- _Work required_: Retype each record below word for word. Leave the pictures out.

(Saved entries)

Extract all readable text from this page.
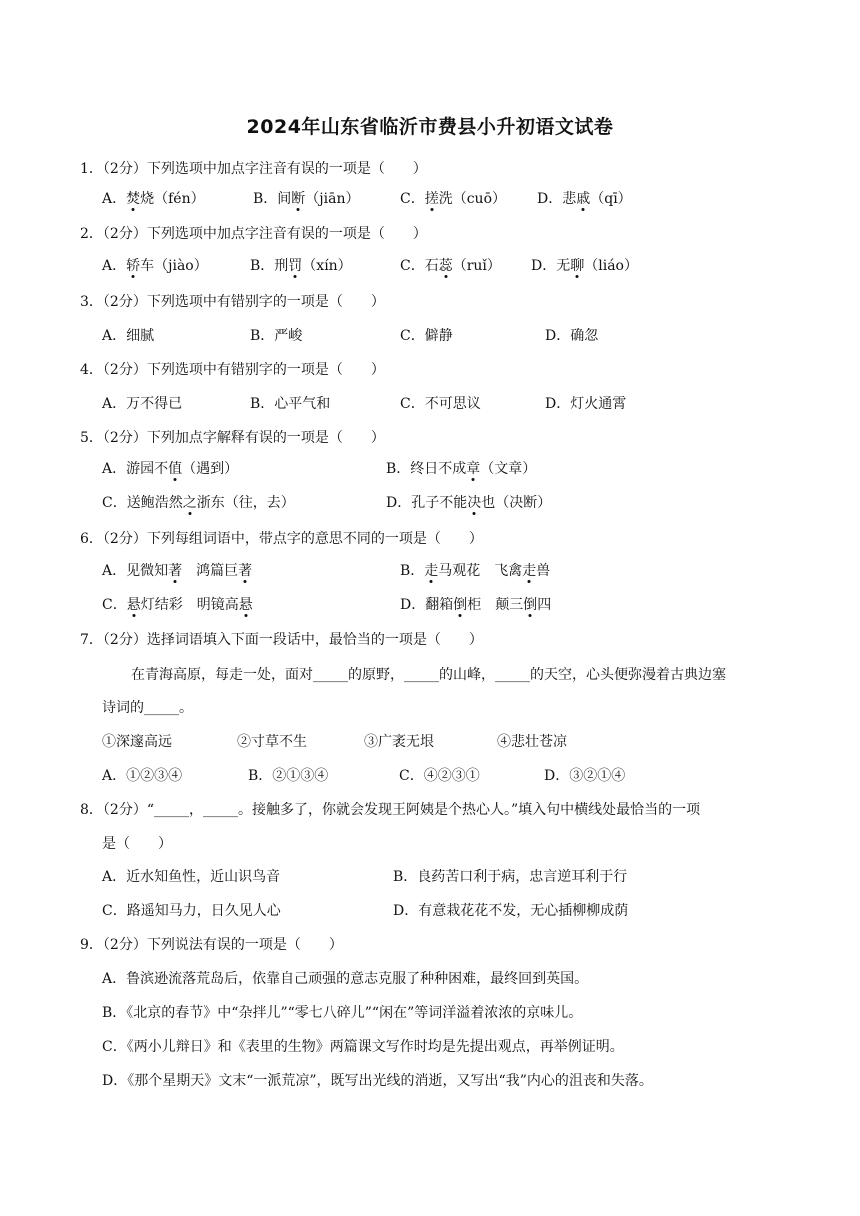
2024年山东省临沂市费县小升初语文试卷
1．（2分）下列选项中加点字注音有误的一项是（　　）
A．焚烧（fén）	B．间断（jiān）	C．搓洗（cuō） D．悲戚（qī）
2．（2分）下列选项中加点字注音有误的一项是（　　）
A．轿车（jiào）	B．刑罚（xín）	C．石蕊（ruǐ） D．无聊（liáo）
3．（2分）下列选项中有错别字的一项是（　　）
A．细腻	B．严峻	C．僻静	D．确忽
4．（2分）下列选项中有错别字的一项是（　　）
A．万不得已	B．心平气和	C．不可思议	D．灯火通霄
5．（2分）下列加点字解释有误的一项是（　　）
A．游园不值（遇到）	B．终日不成章（文章）
C．送鲍浩然之浙东（往，去）	D．孔子不能决也（决断）
6．（2分）下列每组词语中，带点字的意思不同的一项是（　　）
A．见微知著　鸿篇巨著	B．走马观花　飞禽走兽
C．悬灯结彩　明镜高悬	D．翻箱倒柜　颠三倒四
7．（2分）选择词语填入下面一段话中，最恰当的一项是（　　）
在青海高原，每走一处，面对_____的原野，_____的山峰，_____的天空，心头便弥漫着古典边塞
诗词的_____。
①深邃高远	②寸草不生	③广袤无垠	④悲壮苍凉
A．①②③④	B．②①③④	C．④②③①	D．③②①④
8．（2分）“_____，_____。接触多了，你就会发现王阿姨是个热心人。”填入句中横线处最恰当的一项
是（　　）
A．近水知鱼性，近山识鸟音	B．良药苦口利于病，忠言逆耳利于行
C．路遥知马力，日久见人心	D．有意栽花花不发，无心插柳柳成荫
9．（2分）下列说法有误的一项是（　　）
A．鲁滨逊流落荒岛后，依靠自己顽强的意志克服了种种困难，最终回到英国。
B．《北京的春节》中“杂拌儿”“零七八碎儿”“闲在”等词洋溢着浓浓的京味儿。
C．《两小儿辩日》和《表里的生物》两篇课文写作时均是先提出观点，再举例证明。
D．《那个星期天》文末“一派荒凉”，既写出光线的消逝，又写出“我”内心的沮丧和失落。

- _Problem solution_:
Extract all readable text from this page.
2024年山东省临沂市费县小升初语文试卷
1．（2分）下列选项中加点字注音有误的一项是（　　）
A．焚烧（fén）	B．间断（jiān）	C．搓洗（cuō） D．悲戚（qī）
2．（2分）下列选项中加点字注音有误的一项是（　　）
A．轿车（jiào）	B．刑罚（xín）	C．石蕊（ruǐ） D．无聊（liáo）
3．（2分）下列选项中有错别字的一项是（　　）
A．细腻	B．严峻	C．僻静	D．确忽
4．（2分）下列选项中有错别字的一项是（　　）
A．万不得已	B．心平气和	C．不可思议	D．灯火通霄
5．（2分）下列加点字解释有误的一项是（　　）
A．游园不值（遇到）	B．终日不成章（文章）
C．送鲍浩然之浙东（往，去）	D．孔子不能决也（决断）
6．（2分）下列每组词语中，带点字的意思不同的一项是（　　）
A．见微知著　鸿篇巨著	B．走马观花　飞禽走兽
C．悬灯结彩　明镜高悬	D．翻箱倒柜　颠三倒四
7．（2分）选择词语填入下面一段话中，最恰当的一项是（　　）
在青海高原，每走一处，面对_____的原野，_____的山峰，_____的天空，心头便弥漫着古典边塞
诗词的_____。
①深邃高远	②寸草不生	③广袤无垠	④悲壮苍凉
A．①②③④	B．②①③④	C．④②③①	D．③②①④
8．（2分）“_____，_____。接触多了，你就会发现王阿姨是个热心人。”填入句中横线处最恰当的一项
是（　　）
A．近水知鱼性，近山识鸟音	B．良药苦口利于病，忠言逆耳利于行
C．路遥知马力，日久见人心	D．有意栽花花不发，无心插柳柳成荫
9．（2分）下列说法有误的一项是（　　）
A．鲁滨逊流落荒岛后，依靠自己顽强的意志克服了种种困难，最终回到英国。
B．《北京的春节》中“杂拌儿”“零七八碎儿”“闲在”等词洋溢着浓浓的京味儿。
C．《两小儿辩日》和《表里的生物》两篇课文写作时均是先提出观点，再举例证明。
D．《那个星期天》文末“一派荒凉”，既写出光线的消逝，又写出“我”内心的沮丧和失落。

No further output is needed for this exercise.